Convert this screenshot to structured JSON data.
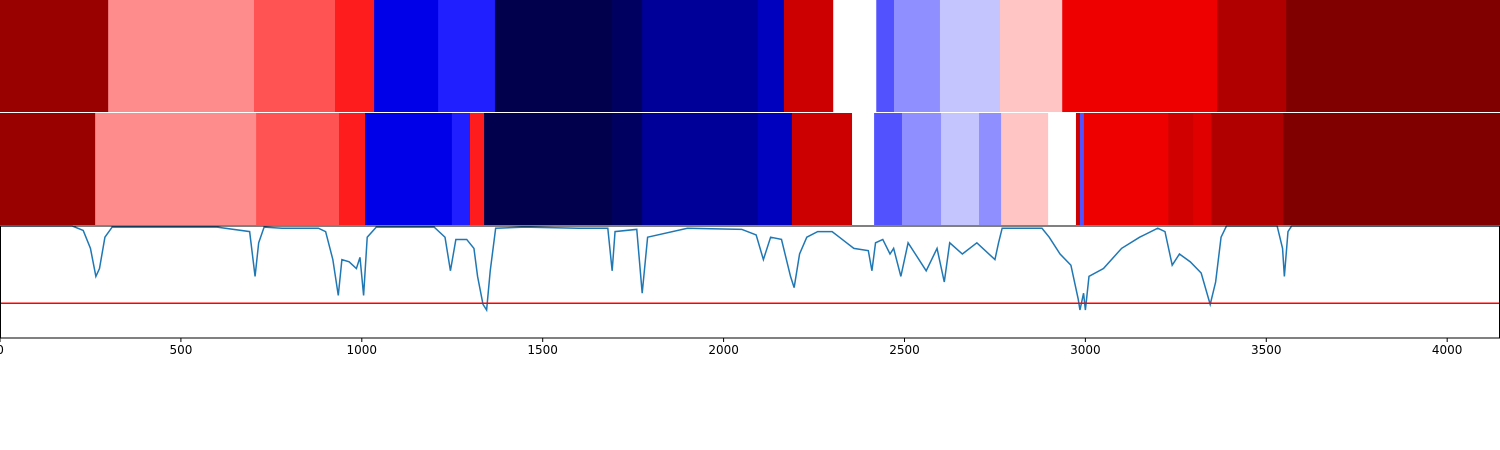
{
  "chart_data": [
    {
      "type": "segments",
      "colormap": "seismic",
      "clim": [
        -1,
        1
      ],
      "xlim": [
        0,
        4146
      ],
      "edges": [
        0,
        299,
        702,
        926,
        1034,
        1211,
        1368,
        1692,
        1775,
        2095,
        2167,
        2303,
        2422,
        2471,
        2598,
        2764,
        2936,
        3364,
        3555,
        4146
      ],
      "values": [
        0.9,
        0.225,
        0.34,
        0.445,
        -0.564,
        -0.44,
        -1,
        -0.946,
        -0.786,
        -0.68,
        0.7,
        0,
        -0.34,
        -0.22,
        -0.115,
        0.115,
        0.567,
        0.81,
        1
      ]
    },
    {
      "type": "segments",
      "colormap": "seismic",
      "clim": [
        -1,
        1
      ],
      "xlim": [
        0,
        4146
      ],
      "edges": [
        0,
        263,
        708,
        937,
        1009,
        1249,
        1299,
        1338,
        1692,
        1775,
        2095,
        2189,
        2355,
        2416,
        2493,
        2601,
        2706,
        2767,
        2897,
        2974,
        2985,
        2996,
        3229,
        3298,
        3348,
        3547,
        4146
      ],
      "values": [
        0.9,
        0.225,
        0.34,
        0.445,
        -0.564,
        -0.44,
        0.445,
        -1,
        -0.946,
        -0.786,
        -0.68,
        0.7,
        0,
        -0.34,
        -0.22,
        -0.115,
        -0.22,
        0.115,
        0,
        0.7,
        -0.34,
        0.567,
        0.68,
        0.62,
        0.81,
        1
      ]
    },
    {
      "type": "line",
      "color": "#1f77b4",
      "xlim": [
        0,
        4146
      ],
      "ylim": [
        0,
        1
      ],
      "xticks": [
        0,
        500,
        1000,
        1500,
        2000,
        2500,
        3000,
        3500,
        4000
      ],
      "hline": {
        "value": 0.31,
        "color": "#ff0000"
      },
      "x": [
        0,
        200,
        230,
        250,
        265,
        275,
        290,
        310,
        600,
        690,
        705,
        715,
        730,
        780,
        880,
        900,
        920,
        935,
        945,
        965,
        985,
        995,
        1005,
        1015,
        1040,
        1200,
        1230,
        1245,
        1260,
        1290,
        1310,
        1320,
        1335,
        1345,
        1355,
        1370,
        1450,
        1600,
        1680,
        1692,
        1700,
        1760,
        1775,
        1790,
        1900,
        2050,
        2090,
        2110,
        2130,
        2160,
        2185,
        2195,
        2210,
        2230,
        2260,
        2300,
        2320,
        2340,
        2360,
        2400,
        2410,
        2420,
        2440,
        2460,
        2470,
        2490,
        2510,
        2530,
        2560,
        2590,
        2610,
        2625,
        2660,
        2700,
        2750,
        2760,
        2770,
        2880,
        2900,
        2930,
        2960,
        2980,
        2985,
        2995,
        3000,
        3010,
        3050,
        3100,
        3150,
        3200,
        3220,
        3240,
        3260,
        3290,
        3320,
        3345,
        3360,
        3375,
        3390,
        3530,
        3545,
        3550,
        3560,
        3570,
        4146
      ],
      "values": [
        1,
        1,
        0.96,
        0.8,
        0.55,
        0.62,
        0.9,
        0.99,
        0.99,
        0.95,
        0.55,
        0.85,
        0.99,
        0.98,
        0.98,
        0.95,
        0.7,
        0.38,
        0.7,
        0.68,
        0.62,
        0.72,
        0.38,
        0.9,
        0.99,
        0.99,
        0.9,
        0.6,
        0.88,
        0.88,
        0.8,
        0.55,
        0.3,
        0.25,
        0.6,
        0.98,
        0.99,
        0.98,
        0.98,
        0.6,
        0.95,
        0.97,
        0.4,
        0.9,
        0.98,
        0.97,
        0.92,
        0.7,
        0.9,
        0.88,
        0.55,
        0.45,
        0.75,
        0.9,
        0.95,
        0.95,
        0.9,
        0.85,
        0.8,
        0.78,
        0.6,
        0.85,
        0.88,
        0.75,
        0.8,
        0.55,
        0.85,
        0.75,
        0.6,
        0.8,
        0.5,
        0.85,
        0.75,
        0.85,
        0.7,
        0.85,
        0.98,
        0.98,
        0.9,
        0.75,
        0.65,
        0.35,
        0.25,
        0.4,
        0.25,
        0.55,
        0.62,
        0.8,
        0.9,
        0.98,
        0.95,
        0.65,
        0.75,
        0.68,
        0.58,
        0.3,
        0.5,
        0.9,
        1,
        1,
        0.8,
        0.55,
        0.95,
        1,
        1
      ]
    }
  ]
}
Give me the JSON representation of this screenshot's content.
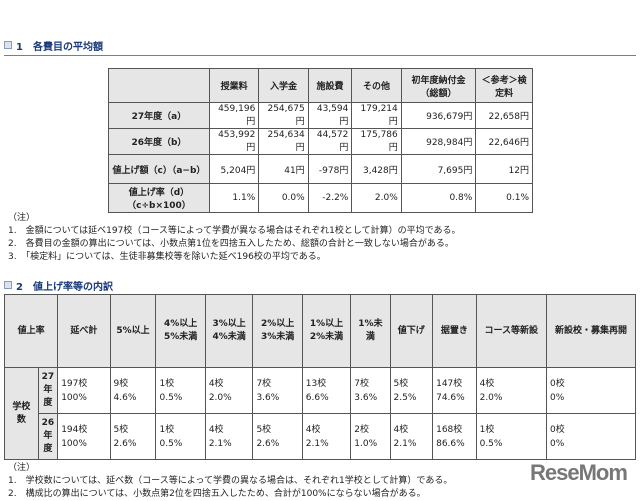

######

Task to carry out – Apart from the pictures, the entries above are to be repeated in full and exactly.

Task solution –
Convert this screenshot to structured JSON data.
{
  "chart_data": [
    {
      "type": "segments",
      "colormap": "seismic",
      "clim": [
        -1,
        1
      ],
      "xlim": [
        0,
        4146
      ],
      "edges": [
        0,
        299,
        702,
        926,
        1034,
        1211,
        1368,
        1692,
        1775,
        2095,
        2167,
        2303,
        2422,
        2471,
        2598,
        2764,
        2936,
        3364,
        3555,
        4146
      ],
      "values": [
        0.9,
        0.225,
        0.34,
        0.445,
        -0.564,
        -0.44,
        -1,
        -0.946,
        -0.786,
        -0.68,
        0.7,
        0,
        -0.34,
        -0.22,
        -0.115,
        0.115,
        0.567,
        0.81,
        1
      ]
    },
    {
      "type": "segments",
      "colormap": "seismic",
      "clim": [
        -1,
        1
      ],
      "xlim": [
        0,
        4146
      ],
      "edges": [
        0,
        263,
        708,
        937,
        1009,
        1249,
        1299,
        1338,
        1692,
        1775,
        2095,
        2189,
        2355,
        2416,
        2493,
        2601,
        2706,
        2767,
        2897,
        2974,
        2985,
        2996,
        3229,
        3298,
        3348,
        3547,
        4146
      ],
      "values": [
        0.9,
        0.225,
        0.34,
        0.445,
        -0.564,
        -0.44,
        0.445,
        -1,
        -0.946,
        -0.786,
        -0.68,
        0.7,
        0,
        -0.34,
        -0.22,
        -0.115,
        -0.22,
        0.115,
        0,
        0.7,
        -0.34,
        0.567,
        0.68,
        0.62,
        0.81,
        1
      ]
    },
    {
      "type": "line",
      "color": "#1f77b4",
      "xlim": [
        0,
        4146
      ],
      "ylim": [
        0,
        1
      ],
      "xticks": [
        0,
        500,
        1000,
        1500,
        2000,
        2500,
        3000,
        3500,
        4000
      ],
      "hline": {
        "value": 0.31,
        "color": "#ff0000"
      },
      "x": [
        0,
        200,
        230,
        250,
        265,
        275,
        290,
        310,
        600,
        690,
        705,
        715,
        730,
        780,
        880,
        900,
        920,
        935,
        945,
        965,
        985,
        995,
        1005,
        1015,
        1040,
        1200,
        1230,
        1245,
        1260,
        1290,
        1310,
        1320,
        1335,
        1345,
        1355,
        1370,
        1450,
        1600,
        1680,
        1692,
        1700,
        1760,
        1775,
        1790,
        1900,
        2050,
        2090,
        2110,
        2130,
        2160,
        2185,
        2195,
        2210,
        2230,
        2260,
        2300,
        2320,
        2340,
        2360,
        2400,
        2410,
        2420,
        2440,
        2460,
        2470,
        2490,
        2510,
        2530,
        2560,
        2590,
        2610,
        2625,
        2660,
        2700,
        2750,
        2760,
        2770,
        2880,
        2900,
        2930,
        2960,
        2980,
        2985,
        2995,
        3000,
        3010,
        3050,
        3100,
        3150,
        3200,
        3220,
        3240,
        3260,
        3290,
        3320,
        3345,
        3360,
        3375,
        3390,
        3530,
        3545,
        3550,
        3560,
        3570,
        4146
      ],
      "values": [
        1,
        1,
        0.96,
        0.8,
        0.55,
        0.62,
        0.9,
        0.99,
        0.99,
        0.95,
        0.55,
        0.85,
        0.99,
        0.98,
        0.98,
        0.95,
        0.7,
        0.38,
        0.7,
        0.68,
        0.62,
        0.72,
        0.38,
        0.9,
        0.99,
        0.99,
        0.9,
        0.6,
        0.88,
        0.88,
        0.8,
        0.55,
        0.3,
        0.25,
        0.6,
        0.98,
        0.99,
        0.98,
        0.98,
        0.6,
        0.95,
        0.97,
        0.4,
        0.9,
        0.98,
        0.97,
        0.92,
        0.7,
        0.9,
        0.88,
        0.55,
        0.45,
        0.75,
        0.9,
        0.95,
        0.95,
        0.9,
        0.85,
        0.8,
        0.78,
        0.6,
        0.85,
        0.88,
        0.75,
        0.8,
        0.55,
        0.85,
        0.75,
        0.6,
        0.8,
        0.5,
        0.85,
        0.75,
        0.85,
        0.7,
        0.85,
        0.98,
        0.98,
        0.9,
        0.75,
        0.65,
        0.35,
        0.25,
        0.4,
        0.25,
        0.55,
        0.62,
        0.8,
        0.9,
        0.98,
        0.95,
        0.65,
        0.75,
        0.68,
        0.58,
        0.3,
        0.5,
        0.9,
        1,
        1,
        0.8,
        0.55,
        0.95,
        1,
        1
      ]
    }
  ]
}
Give me the JSON representation of this screenshot's content.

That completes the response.